* Task requirements *
From the entries that follow, pick out all lines holding "Output".

* Stored records *

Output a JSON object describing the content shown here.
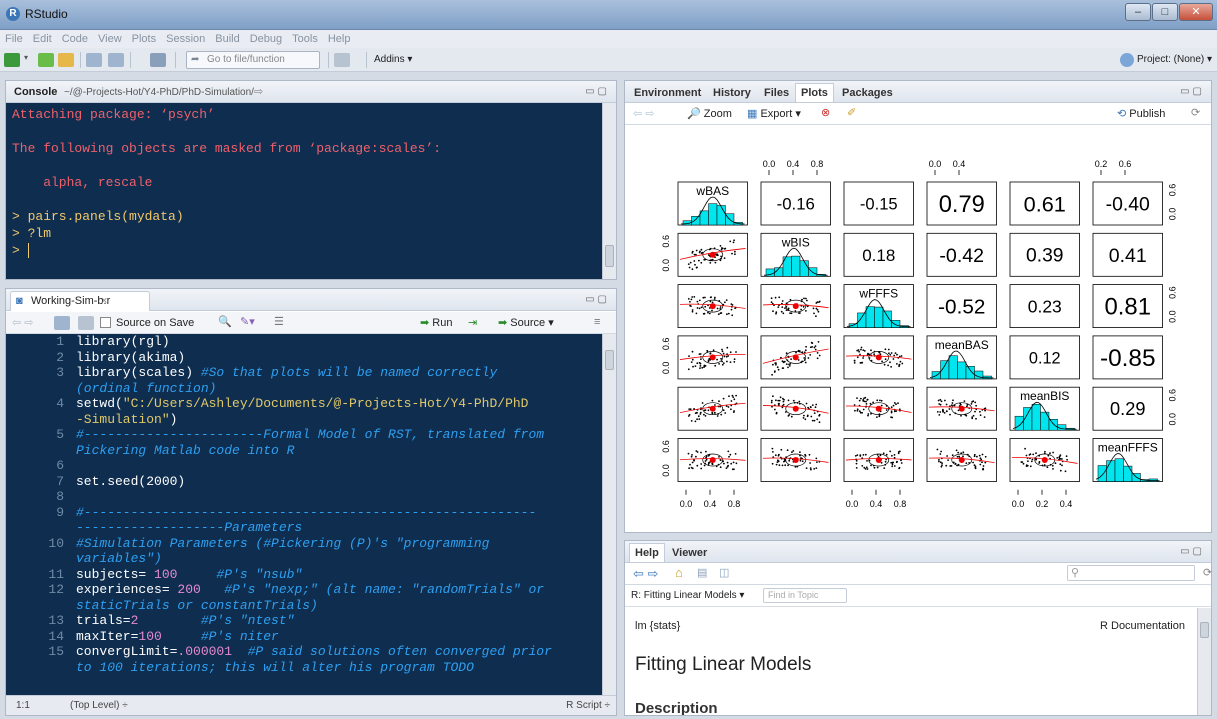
{
  "window": {
    "title": "RStudio"
  },
  "menu": [
    "File",
    "Edit",
    "Code",
    "View",
    "Plots",
    "Session",
    "Build",
    "Debug",
    "Tools",
    "Help"
  ],
  "toolbar": {
    "goto_placeholder": "Go to file/function",
    "addins_label": "Addins ▾",
    "project_label": "Project: (None) ▾"
  },
  "console": {
    "title": "Console",
    "path": "~/@-Projects-Hot/Y4-PhD/PhD-Simulation/",
    "lines": [
      {
        "text": "Attaching package: ‘psych’",
        "kind": "msg"
      },
      {
        "text": "",
        "kind": "msg"
      },
      {
        "text": "The following objects are masked from ‘package:scales’:",
        "kind": "msg"
      },
      {
        "text": "",
        "kind": "msg"
      },
      {
        "text": "    alpha, rescale",
        "kind": "msg"
      },
      {
        "text": "",
        "kind": "msg"
      },
      {
        "text": "> pairs.panels(mydata)",
        "kind": "cmd"
      },
      {
        "text": "> ?lm",
        "kind": "cmd"
      },
      {
        "text": "> ",
        "kind": "cmd"
      }
    ]
  },
  "editor": {
    "tab_label": "Working-Sim-b.r",
    "source_on_save": "Source on Save",
    "run_label": "Run",
    "source_label": "Source",
    "status_position": "1:1",
    "status_scope": "(Top Level) ÷",
    "status_type": "R Script ÷",
    "lines": [
      {
        "n": "1",
        "code": "library(rgl)"
      },
      {
        "n": "2",
        "code": "library(akima)"
      },
      {
        "n": "3",
        "code": "library(scales) ",
        "comment": "#So that plots will be named correctly"
      },
      {
        "n": "",
        "comment": "(ordinal function)"
      },
      {
        "n": "4",
        "code": "setwd(",
        "str": "\"C:/Users/Ashley/Documents/@-Projects-Hot/Y4-PhD/PhD"
      },
      {
        "n": "",
        "str": "-Simulation\"",
        "code2": ")"
      },
      {
        "n": "5",
        "comment": "#-----------------------Formal Model of RST, translated from"
      },
      {
        "n": "",
        "comment": "Pickering Matlab code into R"
      },
      {
        "n": "6"
      },
      {
        "n": "7",
        "code": "set.seed(2000)"
      },
      {
        "n": "8"
      },
      {
        "n": "9",
        "comment": "#----------------------------------------------------------"
      },
      {
        "n": "",
        "comment": "-------------------Parameters"
      },
      {
        "n": "10",
        "comment": "#Simulation Parameters (#Pickering (P)'s \"programming"
      },
      {
        "n": "",
        "comment": "variables\")"
      },
      {
        "n": "11",
        "code": "subjects= ",
        "num": "100",
        "comment": "     #P's \"nsub\""
      },
      {
        "n": "12",
        "code": "experiences= ",
        "num": "200",
        "comment": "   #P's \"nexp;\" (alt name: \"randomTrials\" or"
      },
      {
        "n": "",
        "comment": "staticTrials or constantTrials)"
      },
      {
        "n": "13",
        "code": "trials=",
        "num": "2",
        "comment": "        #P's \"ntest\""
      },
      {
        "n": "14",
        "code": "maxIter=",
        "num": "100",
        "comment": "     #P's niter"
      },
      {
        "n": "15",
        "code": "convergLimit=",
        "num": ".000001",
        "comment": "  #P said solutions often converged prior"
      },
      {
        "n": "",
        "comment": "to 100 iterations; this will alter his program TODO"
      }
    ]
  },
  "env": {
    "tabs": [
      "Environment",
      "History",
      "Files",
      "Plots",
      "Packages"
    ],
    "active_tab": "Plots",
    "zoom_label": "Zoom",
    "export_label": "Export ▾",
    "publish_label": "Publish"
  },
  "pairs": {
    "vars": [
      "wBAS",
      "wBIS",
      "wFFFS",
      "meanBAS",
      "meanBIS",
      "meanFFFS"
    ],
    "corr": [
      [
        "-0.16",
        "-0.15",
        "0.79",
        "0.61",
        "-0.40"
      ],
      [
        "0.18",
        "-0.42",
        "0.39",
        "0.41"
      ],
      [
        "-0.52",
        "0.23",
        "0.81"
      ],
      [
        "0.12",
        "-0.85"
      ],
      [
        "0.29"
      ]
    ],
    "top_ticks": [
      [
        "0.0",
        "0.4",
        "0.8"
      ],
      [
        "0.0",
        "0.4"
      ],
      [
        "0.2",
        "0.6"
      ]
    ],
    "bottom_ticks": [
      [
        "0.0",
        "0.4",
        "0.8"
      ],
      [
        "0.0",
        "0.4",
        "0.8"
      ],
      [
        "0.0",
        "0.2",
        "0.4"
      ]
    ],
    "side_ticks": [
      "0.6",
      "0.0"
    ],
    "hist_color": "#00e5ee"
  },
  "help": {
    "tabs": [
      "Help",
      "Viewer"
    ],
    "active_tab": "Help",
    "topic_label": "R: Fitting Linear Models ▾",
    "find_placeholder": "Find in Topic",
    "pkg_label": "lm {stats}",
    "doc_label": "R Documentation",
    "heading": "Fitting Linear Models",
    "section": "Description"
  }
}
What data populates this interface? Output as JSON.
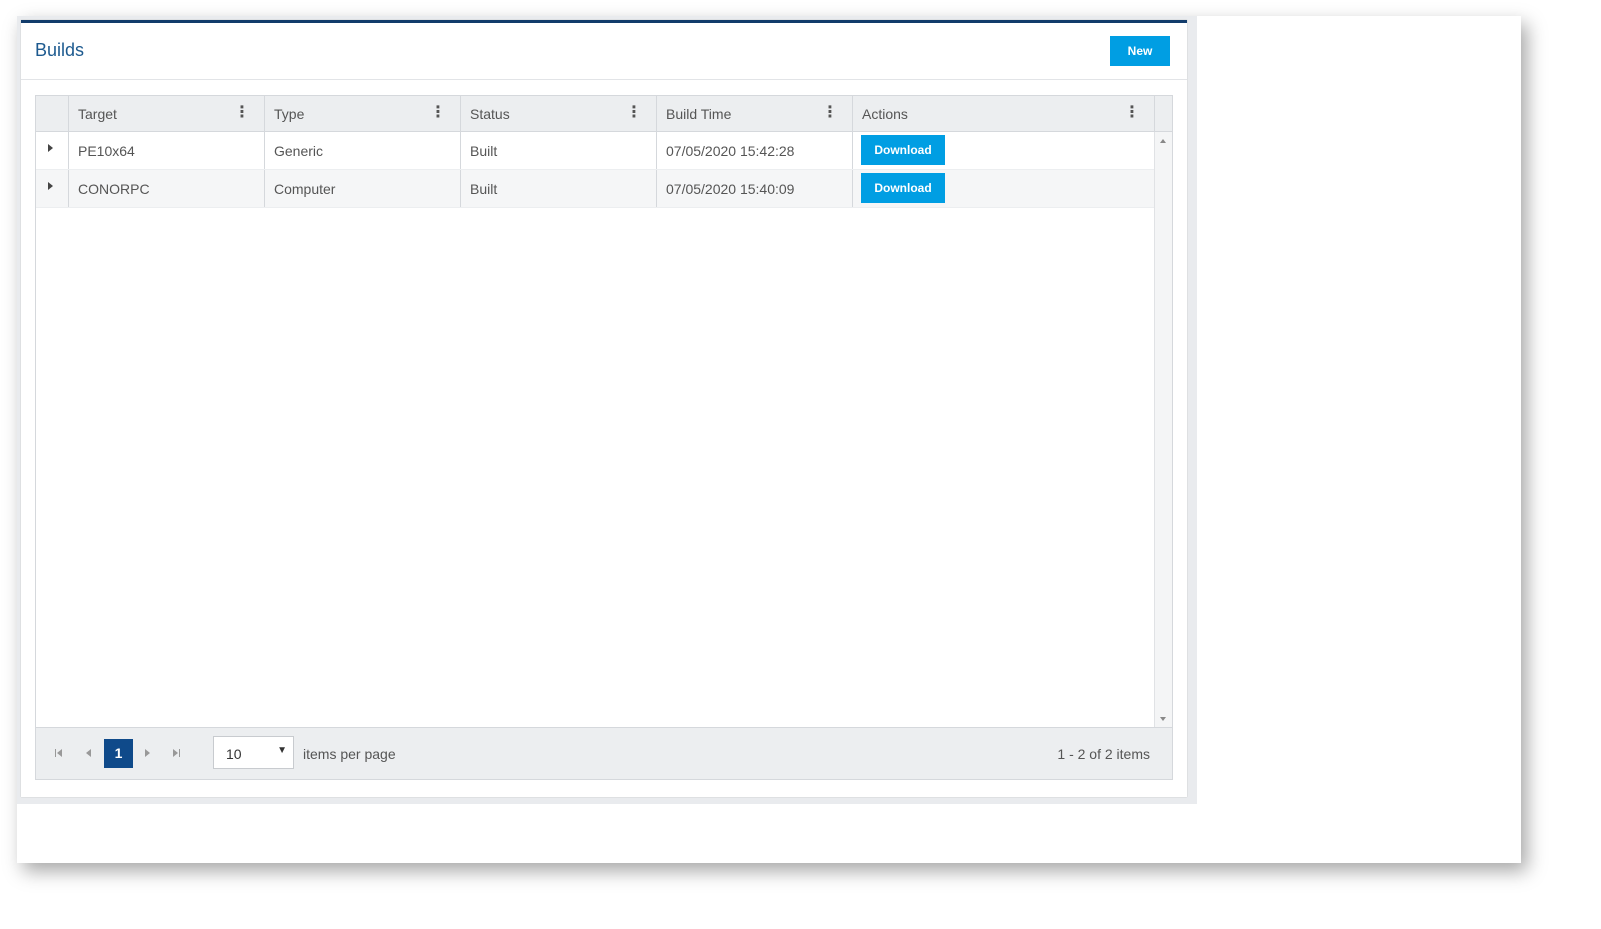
{
  "panel": {
    "title": "Builds",
    "new_label": "New"
  },
  "grid": {
    "columns": [
      "Target",
      "Type",
      "Status",
      "Build Time",
      "Actions"
    ],
    "rows": [
      {
        "target": "PE10x64",
        "type": "Generic",
        "status": "Built",
        "build_time": "07/05/2020 15:42:28",
        "action_label": "Download"
      },
      {
        "target": "CONORPC",
        "type": "Computer",
        "status": "Built",
        "build_time": "07/05/2020 15:40:09",
        "action_label": "Download"
      }
    ]
  },
  "pager": {
    "current_page": "1",
    "page_size": "10",
    "items_per_page_label": "items per page",
    "info": "1 - 2 of 2 items"
  },
  "colors": {
    "accent": "#009ee3",
    "header_bar": "#123c6b",
    "title": "#1d5a8f",
    "active_page": "#0f4a8a"
  }
}
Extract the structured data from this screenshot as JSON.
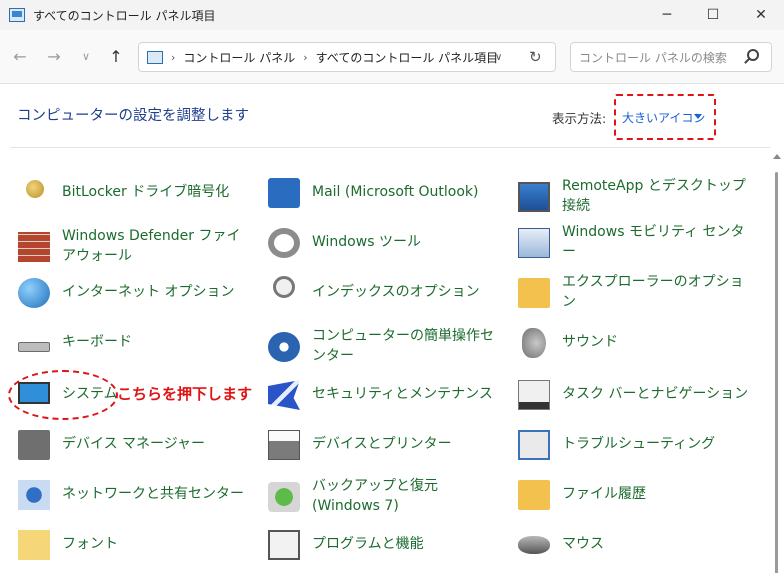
{
  "window": {
    "title": "すべてのコントロール パネル項目",
    "controls": {
      "minimize": "─",
      "maximize": "☐",
      "close": "✕"
    }
  },
  "address_bar": {
    "crumbs": [
      "コントロール パネル",
      "すべてのコントロール パネル項目"
    ],
    "search_placeholder": "コントロール パネルの検索"
  },
  "heading": {
    "title": "コンピューターの設定を調整します",
    "view_label": "表示方法:",
    "view_value": "大きいアイコン"
  },
  "items": [
    {
      "label": "BitLocker ドライブ暗号化",
      "icon": "bitlocker-key-icon"
    },
    {
      "label": "Mail (Microsoft Outlook)",
      "icon": "mail-icon"
    },
    {
      "label": "RemoteApp とデスクトップ接続",
      "icon": "remoteapp-icon"
    },
    {
      "label": "Windows Defender ファイアウォール",
      "icon": "firewall-icon"
    },
    {
      "label": "Windows ツール",
      "icon": "gear-tools-icon"
    },
    {
      "label": "Windows モビリティ センター",
      "icon": "mobility-center-icon"
    },
    {
      "label": "インターネット オプション",
      "icon": "internet-options-icon"
    },
    {
      "label": "インデックスのオプション",
      "icon": "indexing-icon"
    },
    {
      "label": "エクスプローラーのオプション",
      "icon": "folder-options-icon"
    },
    {
      "label": "キーボード",
      "icon": "keyboard-icon"
    },
    {
      "label": "コンピューターの簡単操作センター",
      "icon": "ease-of-access-icon"
    },
    {
      "label": "サウンド",
      "icon": "sound-icon"
    },
    {
      "label": "システム",
      "icon": "system-monitor-icon"
    },
    {
      "label": "セキュリティとメンテナンス",
      "icon": "security-flag-icon"
    },
    {
      "label": "タスク バーとナビゲーション",
      "icon": "taskbar-icon"
    },
    {
      "label": "デバイス マネージャー",
      "icon": "device-manager-icon"
    },
    {
      "label": "デバイスとプリンター",
      "icon": "printer-icon"
    },
    {
      "label": "トラブルシューティング",
      "icon": "troubleshooting-icon"
    },
    {
      "label": "ネットワークと共有センター",
      "icon": "network-icon"
    },
    {
      "label": "バックアップと復元 (Windows 7)",
      "icon": "backup-icon"
    },
    {
      "label": "ファイル履歴",
      "icon": "file-history-icon"
    },
    {
      "label": "フォント",
      "icon": "font-icon"
    },
    {
      "label": "プログラムと機能",
      "icon": "programs-icon"
    },
    {
      "label": "マウス",
      "icon": "mouse-icon"
    }
  ],
  "annotation": {
    "text": "こちらを押下します",
    "color": "#e01414"
  }
}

* Answer for this exercise *
Output a JSON object describing the content shown here.
What data populates this interface? Output as JSON.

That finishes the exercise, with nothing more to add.